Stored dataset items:
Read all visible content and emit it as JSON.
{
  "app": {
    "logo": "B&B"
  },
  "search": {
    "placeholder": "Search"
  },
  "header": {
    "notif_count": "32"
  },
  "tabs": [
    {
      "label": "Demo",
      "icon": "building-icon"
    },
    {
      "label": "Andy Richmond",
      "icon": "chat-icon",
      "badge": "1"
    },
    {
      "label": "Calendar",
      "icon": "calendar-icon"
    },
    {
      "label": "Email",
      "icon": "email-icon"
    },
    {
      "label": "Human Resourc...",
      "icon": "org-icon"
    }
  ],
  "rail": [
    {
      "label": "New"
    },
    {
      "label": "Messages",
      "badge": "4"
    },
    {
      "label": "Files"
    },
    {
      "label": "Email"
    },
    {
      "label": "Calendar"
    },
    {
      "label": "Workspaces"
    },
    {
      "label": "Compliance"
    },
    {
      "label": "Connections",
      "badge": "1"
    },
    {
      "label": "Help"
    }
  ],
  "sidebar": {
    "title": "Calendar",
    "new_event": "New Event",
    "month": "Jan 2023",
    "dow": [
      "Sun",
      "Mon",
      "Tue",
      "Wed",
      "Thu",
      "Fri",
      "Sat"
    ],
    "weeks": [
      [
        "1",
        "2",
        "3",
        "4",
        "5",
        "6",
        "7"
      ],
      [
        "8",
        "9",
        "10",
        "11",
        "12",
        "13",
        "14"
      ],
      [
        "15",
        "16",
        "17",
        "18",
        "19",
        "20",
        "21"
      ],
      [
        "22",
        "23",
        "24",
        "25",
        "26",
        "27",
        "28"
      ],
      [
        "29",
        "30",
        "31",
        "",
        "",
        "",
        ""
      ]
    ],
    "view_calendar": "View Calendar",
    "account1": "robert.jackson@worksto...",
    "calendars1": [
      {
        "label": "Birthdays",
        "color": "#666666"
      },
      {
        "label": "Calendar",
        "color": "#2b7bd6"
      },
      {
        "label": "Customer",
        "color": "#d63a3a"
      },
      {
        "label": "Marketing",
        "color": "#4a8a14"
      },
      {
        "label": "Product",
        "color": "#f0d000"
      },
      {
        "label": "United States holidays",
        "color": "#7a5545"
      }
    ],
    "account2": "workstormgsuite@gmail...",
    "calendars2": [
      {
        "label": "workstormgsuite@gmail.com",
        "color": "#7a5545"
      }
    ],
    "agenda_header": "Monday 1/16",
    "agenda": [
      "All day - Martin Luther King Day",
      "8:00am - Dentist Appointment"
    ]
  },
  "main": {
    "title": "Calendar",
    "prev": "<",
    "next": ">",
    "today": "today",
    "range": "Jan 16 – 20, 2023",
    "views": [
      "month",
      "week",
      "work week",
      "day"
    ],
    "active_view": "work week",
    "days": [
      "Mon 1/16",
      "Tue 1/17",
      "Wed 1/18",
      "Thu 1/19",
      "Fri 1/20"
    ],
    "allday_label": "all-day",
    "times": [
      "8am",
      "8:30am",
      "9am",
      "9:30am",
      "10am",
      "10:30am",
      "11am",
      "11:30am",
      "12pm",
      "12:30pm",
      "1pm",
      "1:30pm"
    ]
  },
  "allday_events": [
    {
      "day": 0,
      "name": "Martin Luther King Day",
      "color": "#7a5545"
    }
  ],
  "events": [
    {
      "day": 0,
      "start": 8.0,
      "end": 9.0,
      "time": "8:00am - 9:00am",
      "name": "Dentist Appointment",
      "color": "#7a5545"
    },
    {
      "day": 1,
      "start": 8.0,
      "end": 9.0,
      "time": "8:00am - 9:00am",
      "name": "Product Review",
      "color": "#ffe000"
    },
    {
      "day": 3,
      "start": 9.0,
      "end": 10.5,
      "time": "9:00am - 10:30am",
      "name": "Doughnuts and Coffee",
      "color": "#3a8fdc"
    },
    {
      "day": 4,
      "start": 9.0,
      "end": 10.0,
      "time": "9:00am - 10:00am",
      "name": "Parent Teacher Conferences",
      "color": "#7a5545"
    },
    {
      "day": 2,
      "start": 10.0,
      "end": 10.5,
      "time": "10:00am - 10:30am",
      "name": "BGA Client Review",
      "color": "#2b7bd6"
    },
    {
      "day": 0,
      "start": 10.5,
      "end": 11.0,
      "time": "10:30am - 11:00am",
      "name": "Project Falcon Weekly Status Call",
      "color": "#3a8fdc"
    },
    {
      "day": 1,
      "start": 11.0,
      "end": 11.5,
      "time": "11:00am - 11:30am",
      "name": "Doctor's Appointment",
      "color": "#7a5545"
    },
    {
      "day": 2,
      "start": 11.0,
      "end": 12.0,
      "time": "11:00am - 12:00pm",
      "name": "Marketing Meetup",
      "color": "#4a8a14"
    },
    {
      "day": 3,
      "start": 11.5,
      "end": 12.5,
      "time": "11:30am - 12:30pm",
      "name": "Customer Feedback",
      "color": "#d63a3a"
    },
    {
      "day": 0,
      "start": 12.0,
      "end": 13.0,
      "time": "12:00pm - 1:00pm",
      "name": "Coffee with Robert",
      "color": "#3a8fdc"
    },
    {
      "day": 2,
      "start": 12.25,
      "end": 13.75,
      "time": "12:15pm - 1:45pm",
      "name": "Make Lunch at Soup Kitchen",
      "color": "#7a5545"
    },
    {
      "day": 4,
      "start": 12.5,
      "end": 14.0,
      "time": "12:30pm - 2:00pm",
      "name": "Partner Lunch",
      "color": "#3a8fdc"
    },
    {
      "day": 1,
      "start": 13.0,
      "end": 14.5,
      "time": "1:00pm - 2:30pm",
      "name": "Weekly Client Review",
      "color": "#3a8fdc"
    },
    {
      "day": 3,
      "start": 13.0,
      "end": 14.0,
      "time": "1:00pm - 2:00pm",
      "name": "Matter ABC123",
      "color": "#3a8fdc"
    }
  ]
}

DESCRIPTION OF THE TASK:
Write out every entry verbatim.

SOLUTION FOR THIS PROBLEM:
Read all visible content and emit it as JSON.
{
  "app": {
    "logo": "B&B"
  },
  "search": {
    "placeholder": "Search"
  },
  "header": {
    "notif_count": "32"
  },
  "tabs": [
    {
      "label": "Demo",
      "icon": "building-icon"
    },
    {
      "label": "Andy Richmond",
      "icon": "chat-icon",
      "badge": "1"
    },
    {
      "label": "Calendar",
      "icon": "calendar-icon"
    },
    {
      "label": "Email",
      "icon": "email-icon"
    },
    {
      "label": "Human Resourc...",
      "icon": "org-icon"
    }
  ],
  "rail": [
    {
      "label": "New"
    },
    {
      "label": "Messages",
      "badge": "4"
    },
    {
      "label": "Files"
    },
    {
      "label": "Email"
    },
    {
      "label": "Calendar"
    },
    {
      "label": "Workspaces"
    },
    {
      "label": "Compliance"
    },
    {
      "label": "Connections",
      "badge": "1"
    },
    {
      "label": "Help"
    }
  ],
  "sidebar": {
    "title": "Calendar",
    "new_event": "New Event",
    "month": "Jan 2023",
    "dow": [
      "Sun",
      "Mon",
      "Tue",
      "Wed",
      "Thu",
      "Fri",
      "Sat"
    ],
    "weeks": [
      [
        "1",
        "2",
        "3",
        "4",
        "5",
        "6",
        "7"
      ],
      [
        "8",
        "9",
        "10",
        "11",
        "12",
        "13",
        "14"
      ],
      [
        "15",
        "16",
        "17",
        "18",
        "19",
        "20",
        "21"
      ],
      [
        "22",
        "23",
        "24",
        "25",
        "26",
        "27",
        "28"
      ],
      [
        "29",
        "30",
        "31",
        "",
        "",
        "",
        ""
      ]
    ],
    "view_calendar": "View Calendar",
    "account1": "robert.jackson@worksto...",
    "calendars1": [
      {
        "label": "Birthdays",
        "color": "#666666"
      },
      {
        "label": "Calendar",
        "color": "#2b7bd6"
      },
      {
        "label": "Customer",
        "color": "#d63a3a"
      },
      {
        "label": "Marketing",
        "color": "#4a8a14"
      },
      {
        "label": "Product",
        "color": "#f0d000"
      },
      {
        "label": "United States holidays",
        "color": "#7a5545"
      }
    ],
    "account2": "workstormgsuite@gmail...",
    "calendars2": [
      {
        "label": "workstormgsuite@gmail.com",
        "color": "#7a5545"
      }
    ],
    "agenda_header": "Monday 1/16",
    "agenda": [
      "All day - Martin Luther King Day",
      "8:00am - Dentist Appointment"
    ]
  },
  "main": {
    "title": "Calendar",
    "prev": "<",
    "next": ">",
    "today": "today",
    "range": "Jan 16 – 20, 2023",
    "views": [
      "month",
      "week",
      "work week",
      "day"
    ],
    "active_view": "work week",
    "days": [
      "Mon 1/16",
      "Tue 1/17",
      "Wed 1/18",
      "Thu 1/19",
      "Fri 1/20"
    ],
    "allday_label": "all-day",
    "times": [
      "8am",
      "8:30am",
      "9am",
      "9:30am",
      "10am",
      "10:30am",
      "11am",
      "11:30am",
      "12pm",
      "12:30pm",
      "1pm",
      "1:30pm"
    ]
  },
  "allday_events": [
    {
      "day": 0,
      "name": "Martin Luther King Day",
      "color": "#7a5545"
    }
  ],
  "events": [
    {
      "day": 0,
      "start": 8.0,
      "end": 9.0,
      "time": "8:00am - 9:00am",
      "name": "Dentist Appointment",
      "color": "#7a5545"
    },
    {
      "day": 1,
      "start": 8.0,
      "end": 9.0,
      "time": "8:00am - 9:00am",
      "name": "Product Review",
      "color": "#ffe000"
    },
    {
      "day": 3,
      "start": 9.0,
      "end": 10.5,
      "time": "9:00am - 10:30am",
      "name": "Doughnuts and Coffee",
      "color": "#3a8fdc"
    },
    {
      "day": 4,
      "start": 9.0,
      "end": 10.0,
      "time": "9:00am - 10:00am",
      "name": "Parent Teacher Conferences",
      "color": "#7a5545"
    },
    {
      "day": 2,
      "start": 10.0,
      "end": 10.5,
      "time": "10:00am - 10:30am",
      "name": "BGA Client Review",
      "color": "#2b7bd6"
    },
    {
      "day": 0,
      "start": 10.5,
      "end": 11.0,
      "time": "10:30am - 11:00am",
      "name": "Project Falcon Weekly Status Call",
      "color": "#3a8fdc"
    },
    {
      "day": 1,
      "start": 11.0,
      "end": 11.5,
      "time": "11:00am - 11:30am",
      "name": "Doctor's Appointment",
      "color": "#7a5545"
    },
    {
      "day": 2,
      "start": 11.0,
      "end": 12.0,
      "time": "11:00am - 12:00pm",
      "name": "Marketing Meetup",
      "color": "#4a8a14"
    },
    {
      "day": 3,
      "start": 11.5,
      "end": 12.5,
      "time": "11:30am - 12:30pm",
      "name": "Customer Feedback",
      "color": "#d63a3a"
    },
    {
      "day": 0,
      "start": 12.0,
      "end": 13.0,
      "time": "12:00pm - 1:00pm",
      "name": "Coffee with Robert",
      "color": "#3a8fdc"
    },
    {
      "day": 2,
      "start": 12.25,
      "end": 13.75,
      "time": "12:15pm - 1:45pm",
      "name": "Make Lunch at Soup Kitchen",
      "color": "#7a5545"
    },
    {
      "day": 4,
      "start": 12.5,
      "end": 14.0,
      "time": "12:30pm - 2:00pm",
      "name": "Partner Lunch",
      "color": "#3a8fdc"
    },
    {
      "day": 1,
      "start": 13.0,
      "end": 14.5,
      "time": "1:00pm - 2:30pm",
      "name": "Weekly Client Review",
      "color": "#3a8fdc"
    },
    {
      "day": 3,
      "start": 13.0,
      "end": 14.0,
      "time": "1:00pm - 2:00pm",
      "name": "Matter ABC123",
      "color": "#3a8fdc"
    }
  ]
}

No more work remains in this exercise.